→ **CHALLENGE**
Transcribe every record that appears below, exactly and in full.

→ **RECORDS**
·····

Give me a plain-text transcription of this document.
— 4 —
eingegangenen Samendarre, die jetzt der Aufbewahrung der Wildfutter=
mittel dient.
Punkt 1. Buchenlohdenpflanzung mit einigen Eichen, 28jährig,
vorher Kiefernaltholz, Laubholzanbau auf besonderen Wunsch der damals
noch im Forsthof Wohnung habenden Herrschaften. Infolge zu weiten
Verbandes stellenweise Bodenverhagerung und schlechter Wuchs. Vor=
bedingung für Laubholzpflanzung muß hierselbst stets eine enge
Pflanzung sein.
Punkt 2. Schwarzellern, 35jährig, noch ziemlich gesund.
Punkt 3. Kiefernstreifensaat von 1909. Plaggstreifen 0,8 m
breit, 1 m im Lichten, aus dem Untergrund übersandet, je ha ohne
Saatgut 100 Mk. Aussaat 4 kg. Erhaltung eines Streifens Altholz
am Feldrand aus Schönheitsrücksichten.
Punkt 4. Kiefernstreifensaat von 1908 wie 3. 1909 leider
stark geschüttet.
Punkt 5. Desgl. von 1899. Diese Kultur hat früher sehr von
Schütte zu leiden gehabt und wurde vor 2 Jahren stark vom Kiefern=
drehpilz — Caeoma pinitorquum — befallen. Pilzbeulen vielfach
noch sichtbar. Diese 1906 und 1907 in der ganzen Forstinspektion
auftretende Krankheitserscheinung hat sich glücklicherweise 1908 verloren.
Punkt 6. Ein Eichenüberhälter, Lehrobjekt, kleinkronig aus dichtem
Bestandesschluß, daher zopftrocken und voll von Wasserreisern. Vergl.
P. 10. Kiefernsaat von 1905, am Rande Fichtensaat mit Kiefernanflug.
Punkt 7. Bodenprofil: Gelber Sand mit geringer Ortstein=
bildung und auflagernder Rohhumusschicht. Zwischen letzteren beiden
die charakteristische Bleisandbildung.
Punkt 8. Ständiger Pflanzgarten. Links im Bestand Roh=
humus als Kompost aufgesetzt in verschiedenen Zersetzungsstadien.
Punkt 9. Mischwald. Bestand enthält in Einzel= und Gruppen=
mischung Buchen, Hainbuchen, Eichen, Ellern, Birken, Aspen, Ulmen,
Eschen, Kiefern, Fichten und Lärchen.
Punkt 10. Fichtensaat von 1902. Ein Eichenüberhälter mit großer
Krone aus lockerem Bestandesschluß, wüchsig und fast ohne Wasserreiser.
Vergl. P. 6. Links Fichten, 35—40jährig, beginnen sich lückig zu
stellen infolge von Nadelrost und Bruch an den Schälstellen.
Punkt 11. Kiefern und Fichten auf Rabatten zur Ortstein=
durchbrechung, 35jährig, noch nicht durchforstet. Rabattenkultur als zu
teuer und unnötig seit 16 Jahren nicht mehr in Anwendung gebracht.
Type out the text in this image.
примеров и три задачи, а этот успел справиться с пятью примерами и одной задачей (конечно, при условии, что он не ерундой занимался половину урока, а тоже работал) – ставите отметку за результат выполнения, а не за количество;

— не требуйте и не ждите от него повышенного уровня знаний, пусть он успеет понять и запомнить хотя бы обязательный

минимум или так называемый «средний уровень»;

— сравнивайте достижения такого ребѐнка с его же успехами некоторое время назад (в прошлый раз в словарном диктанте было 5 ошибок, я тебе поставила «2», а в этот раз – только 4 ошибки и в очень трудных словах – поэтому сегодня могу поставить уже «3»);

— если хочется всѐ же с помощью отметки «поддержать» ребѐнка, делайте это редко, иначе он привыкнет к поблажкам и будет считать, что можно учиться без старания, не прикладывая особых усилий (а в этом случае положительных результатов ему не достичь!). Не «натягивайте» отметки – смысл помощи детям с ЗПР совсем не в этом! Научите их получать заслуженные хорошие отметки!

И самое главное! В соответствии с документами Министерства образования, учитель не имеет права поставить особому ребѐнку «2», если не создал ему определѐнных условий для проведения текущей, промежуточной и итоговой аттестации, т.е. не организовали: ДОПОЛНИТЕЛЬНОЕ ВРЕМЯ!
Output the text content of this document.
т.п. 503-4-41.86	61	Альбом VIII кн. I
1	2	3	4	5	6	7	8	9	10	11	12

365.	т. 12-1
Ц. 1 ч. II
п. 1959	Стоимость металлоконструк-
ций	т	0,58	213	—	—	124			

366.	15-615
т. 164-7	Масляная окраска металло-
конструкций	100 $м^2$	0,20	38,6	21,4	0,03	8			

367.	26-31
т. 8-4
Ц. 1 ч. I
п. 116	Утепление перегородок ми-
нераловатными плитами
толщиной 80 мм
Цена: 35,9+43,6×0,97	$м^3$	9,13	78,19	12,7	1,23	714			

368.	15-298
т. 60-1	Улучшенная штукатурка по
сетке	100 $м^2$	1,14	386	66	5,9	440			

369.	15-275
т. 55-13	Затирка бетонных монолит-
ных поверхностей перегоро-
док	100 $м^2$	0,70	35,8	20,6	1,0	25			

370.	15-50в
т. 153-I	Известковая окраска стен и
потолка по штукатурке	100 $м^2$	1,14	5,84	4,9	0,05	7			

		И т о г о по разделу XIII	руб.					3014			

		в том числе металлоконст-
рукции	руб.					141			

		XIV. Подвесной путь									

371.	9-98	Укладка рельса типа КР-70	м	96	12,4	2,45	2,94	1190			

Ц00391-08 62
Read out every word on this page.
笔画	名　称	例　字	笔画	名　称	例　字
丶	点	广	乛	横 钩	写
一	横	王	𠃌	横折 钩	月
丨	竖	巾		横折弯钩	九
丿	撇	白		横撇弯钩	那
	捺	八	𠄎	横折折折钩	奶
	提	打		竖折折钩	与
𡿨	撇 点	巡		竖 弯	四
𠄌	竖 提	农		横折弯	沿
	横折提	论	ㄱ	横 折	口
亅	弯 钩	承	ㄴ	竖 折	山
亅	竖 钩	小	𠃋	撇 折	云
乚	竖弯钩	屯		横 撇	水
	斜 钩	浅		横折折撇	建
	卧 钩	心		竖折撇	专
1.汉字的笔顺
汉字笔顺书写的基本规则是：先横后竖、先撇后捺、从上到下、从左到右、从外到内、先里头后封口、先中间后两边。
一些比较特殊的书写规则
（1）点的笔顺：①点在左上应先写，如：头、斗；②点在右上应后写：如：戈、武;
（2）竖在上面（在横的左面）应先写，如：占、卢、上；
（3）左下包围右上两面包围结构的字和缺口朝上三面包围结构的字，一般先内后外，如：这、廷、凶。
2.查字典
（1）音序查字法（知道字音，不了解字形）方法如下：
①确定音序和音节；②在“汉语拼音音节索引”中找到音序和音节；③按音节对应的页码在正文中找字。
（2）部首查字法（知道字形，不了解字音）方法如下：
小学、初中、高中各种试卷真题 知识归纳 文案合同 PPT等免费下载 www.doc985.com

·····

→ **TASK RESPONSE**
Give me a plain-text transcription of this document.
— 4 —
eingegangenen Samendarre, die jetzt der Aufbewahrung der Wildfutter=
mittel dient.
Punkt 1. Buchenlohdenpflanzung mit einigen Eichen, 28jährig,
vorher Kiefernaltholz, Laubholzanbau auf besonderen Wunsch der damals
noch im Forsthof Wohnung habenden Herrschaften. Infolge zu weiten
Verbandes stellenweise Bodenverhagerung und schlechter Wuchs. Vor=
bedingung für Laubholzpflanzung muß hierselbst stets eine enge
Pflanzung sein.
Punkt 2. Schwarzellern, 35jährig, noch ziemlich gesund.
Punkt 3. Kiefernstreifensaat von 1909. Plaggstreifen 0,8 m
breit, 1 m im Lichten, aus dem Untergrund übersandet, je ha ohne
Saatgut 100 Mk. Aussaat 4 kg. Erhaltung eines Streifens Altholz
am Feldrand aus Schönheitsrücksichten.
Punkt 4. Kiefernstreifensaat von 1908 wie 3. 1909 leider
stark geschüttet.
Punkt 5. Desgl. von 1899. Diese Kultur hat früher sehr von
Schütte zu leiden gehabt und wurde vor 2 Jahren stark vom Kiefern=
drehpilz — Caeoma pinitorquum — befallen. Pilzbeulen vielfach
noch sichtbar. Diese 1906 und 1907 in der ganzen Forstinspektion
auftretende Krankheitserscheinung hat sich glücklicherweise 1908 verloren.
Punkt 6. Ein Eichenüberhälter, Lehrobjekt, kleinkronig aus dichtem
Bestandesschluß, daher zopftrocken und voll von Wasserreisern. Vergl.
P. 10. Kiefernsaat von 1905, am Rande Fichtensaat mit Kiefernanflug.
Punkt 7. Bodenprofil: Gelber Sand mit geringer Ortstein=
bildung und auflagernder Rohhumusschicht. Zwischen letzteren beiden
die charakteristische Bleisandbildung.
Punkt 8. Ständiger Pflanzgarten. Links im Bestand Roh=
humus als Kompost aufgesetzt in verschiedenen Zersetzungsstadien.
Punkt 9. Mischwald. Bestand enthält in Einzel= und Gruppen=
mischung Buchen, Hainbuchen, Eichen, Ellern, Birken, Aspen, Ulmen,
Eschen, Kiefern, Fichten und Lärchen.
Punkt 10. Fichtensaat von 1902. Ein Eichenüberhälter mit großer
Krone aus lockerem Bestandesschluß, wüchsig und fast ohne Wasserreiser.
Vergl. P. 6. Links Fichten, 35—40jährig, beginnen sich lückig zu
stellen infolge von Nadelrost und Bruch an den Schälstellen.
Punkt 11. Kiefern und Fichten auf Rabatten zur Ortstein=
durchbrechung, 35jährig, noch nicht durchforstet. Rabattenkultur als zu
teuer und unnötig seit 16 Jahren nicht mehr in Anwendung gebracht.
Type out the text in this image.
примеров и три задачи, а этот успел справиться с пятью примерами и одной задачей (конечно, при условии, что он не ерундой занимался половину урока, а тоже работал) – ставите отметку за результат выполнения, а не за количество;

— не требуйте и не ждите от него повышенного уровня знаний, пусть он успеет понять и запомнить хотя бы обязательный

минимум или так называемый «средний уровень»;

— сравнивайте достижения такого ребѐнка с его же успехами некоторое время назад (в прошлый раз в словарном диктанте было 5 ошибок, я тебе поставила «2», а в этот раз – только 4 ошибки и в очень трудных словах – поэтому сегодня могу поставить уже «3»);

— если хочется всѐ же с помощью отметки «поддержать» ребѐнка, делайте это редко, иначе он привыкнет к поблажкам и будет считать, что можно учиться без старания, не прикладывая особых усилий (а в этом случае положительных результатов ему не достичь!). Не «натягивайте» отметки – смысл помощи детям с ЗПР совсем не в этом! Научите их получать заслуженные хорошие отметки!

И самое главное! В соответствии с документами Министерства образования, учитель не имеет права поставить особому ребѐнку «2», если не создал ему определѐнных условий для проведения текущей, промежуточной и итоговой аттестации, т.е. не организовали: ДОПОЛНИТЕЛЬНОЕ ВРЕМЯ!
Output the text content of this document.
т.п. 503-4-41.86	61	Альбом VIII кн. I
1	2	3	4	5	6	7	8	9	10	11	12

365.	т. 12-1
Ц. 1 ч. II
п. 1959	Стоимость металлоконструк-
ций	т	0,58	213	—	—	124			

366.	15-615
т. 164-7	Масляная окраска металло-
конструкций	100 $м^2$	0,20	38,6	21,4	0,03	8			

367.	26-31
т. 8-4
Ц. 1 ч. I
п. 116	Утепление перегородок ми-
нераловатными плитами
толщиной 80 мм
Цена: 35,9+43,6×0,97	$м^3$	9,13	78,19	12,7	1,23	714			

368.	15-298
т. 60-1	Улучшенная штукатурка по
сетке	100 $м^2$	1,14	386	66	5,9	440			

369.	15-275
т. 55-13	Затирка бетонных монолит-
ных поверхностей перегоро-
док	100 $м^2$	0,70	35,8	20,6	1,0	25			

370.	15-50в
т. 153-I	Известковая окраска стен и
потолка по штукатурке	100 $м^2$	1,14	5,84	4,9	0,05	7			

		И т о г о по разделу XIII	руб.					3014			

		в том числе металлоконст-
рукции	руб.					141			

		XIV. Подвесной путь									

371.	9-98	Укладка рельса типа КР-70	м	96	12,4	2,45	2,94	1190			

Ц00391-08 62
Read out every word on this page.
笔画	名　称	例　字	笔画	名　称	例　字
丶	点	广	乛	横 钩	写
一	横	王	𠃌	横折 钩	月
丨	竖	巾		横折弯钩	九
丿	撇	白		横撇弯钩	那
	捺	八	𠄎	横折折折钩	奶
	提	打		竖折折钩	与
𡿨	撇 点	巡		竖 弯	四
𠄌	竖 提	农		横折弯	沿
	横折提	论	ㄱ	横 折	口
亅	弯 钩	承	ㄴ	竖 折	山
亅	竖 钩	小	𠃋	撇 折	云
乚	竖弯钩	屯		横 撇	水
	斜 钩	浅		横折折撇	建
	卧 钩	心		竖折撇	专
1.汉字的笔顺
汉字笔顺书写的基本规则是：先横后竖、先撇后捺、从上到下、从左到右、从外到内、先里头后封口、先中间后两边。
一些比较特殊的书写规则
（1）点的笔顺：①点在左上应先写，如：头、斗；②点在右上应后写：如：戈、武;
（2）竖在上面（在横的左面）应先写，如：占、卢、上；
（3）左下包围右上两面包围结构的字和缺口朝上三面包围结构的字，一般先内后外，如：这、廷、凶。
2.查字典
（1）音序查字法（知道字音，不了解字形）方法如下：
①确定音序和音节；②在“汉语拼音音节索引”中找到音序和音节；③按音节对应的页码在正文中找字。
（2）部首查字法（知道字形，不了解字音）方法如下：
小学、初中、高中各种试卷真题 知识归纳 文案合同 PPT等免费下载 www.doc985.com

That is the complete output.